## EXERCISE INSTRUCTIONS
Restate the data word for word and leave the images out.

## ENTRIES PROVIDED
-=-=-

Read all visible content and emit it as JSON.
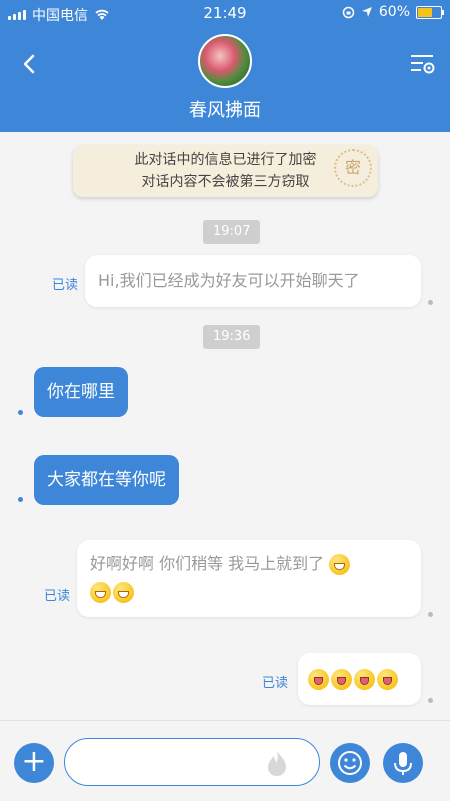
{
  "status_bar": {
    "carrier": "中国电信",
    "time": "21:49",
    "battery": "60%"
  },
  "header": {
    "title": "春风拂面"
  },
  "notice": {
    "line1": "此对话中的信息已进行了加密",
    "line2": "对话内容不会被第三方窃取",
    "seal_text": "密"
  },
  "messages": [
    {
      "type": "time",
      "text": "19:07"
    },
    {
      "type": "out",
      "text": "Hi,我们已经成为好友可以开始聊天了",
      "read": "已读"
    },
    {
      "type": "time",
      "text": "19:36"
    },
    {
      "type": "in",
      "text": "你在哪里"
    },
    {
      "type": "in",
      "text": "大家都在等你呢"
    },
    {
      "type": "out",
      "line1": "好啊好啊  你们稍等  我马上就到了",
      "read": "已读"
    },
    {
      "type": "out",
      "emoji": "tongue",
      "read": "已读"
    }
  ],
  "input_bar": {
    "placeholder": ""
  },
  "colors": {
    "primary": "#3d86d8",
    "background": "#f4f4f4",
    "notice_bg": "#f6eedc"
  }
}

-=-=-

## FULL RESPONSE
Read all visible content and emit it as JSON.
{
  "status_bar": {
    "carrier": "中国电信",
    "time": "21:49",
    "battery": "60%"
  },
  "header": {
    "title": "春风拂面"
  },
  "notice": {
    "line1": "此对话中的信息已进行了加密",
    "line2": "对话内容不会被第三方窃取",
    "seal_text": "密"
  },
  "messages": [
    {
      "type": "time",
      "text": "19:07"
    },
    {
      "type": "out",
      "text": "Hi,我们已经成为好友可以开始聊天了",
      "read": "已读"
    },
    {
      "type": "time",
      "text": "19:36"
    },
    {
      "type": "in",
      "text": "你在哪里"
    },
    {
      "type": "in",
      "text": "大家都在等你呢"
    },
    {
      "type": "out",
      "line1": "好啊好啊  你们稍等  我马上就到了",
      "read": "已读"
    },
    {
      "type": "out",
      "emoji": "tongue",
      "read": "已读"
    }
  ],
  "input_bar": {
    "placeholder": ""
  },
  "colors": {
    "primary": "#3d86d8",
    "background": "#f4f4f4",
    "notice_bg": "#f6eedc"
  }
}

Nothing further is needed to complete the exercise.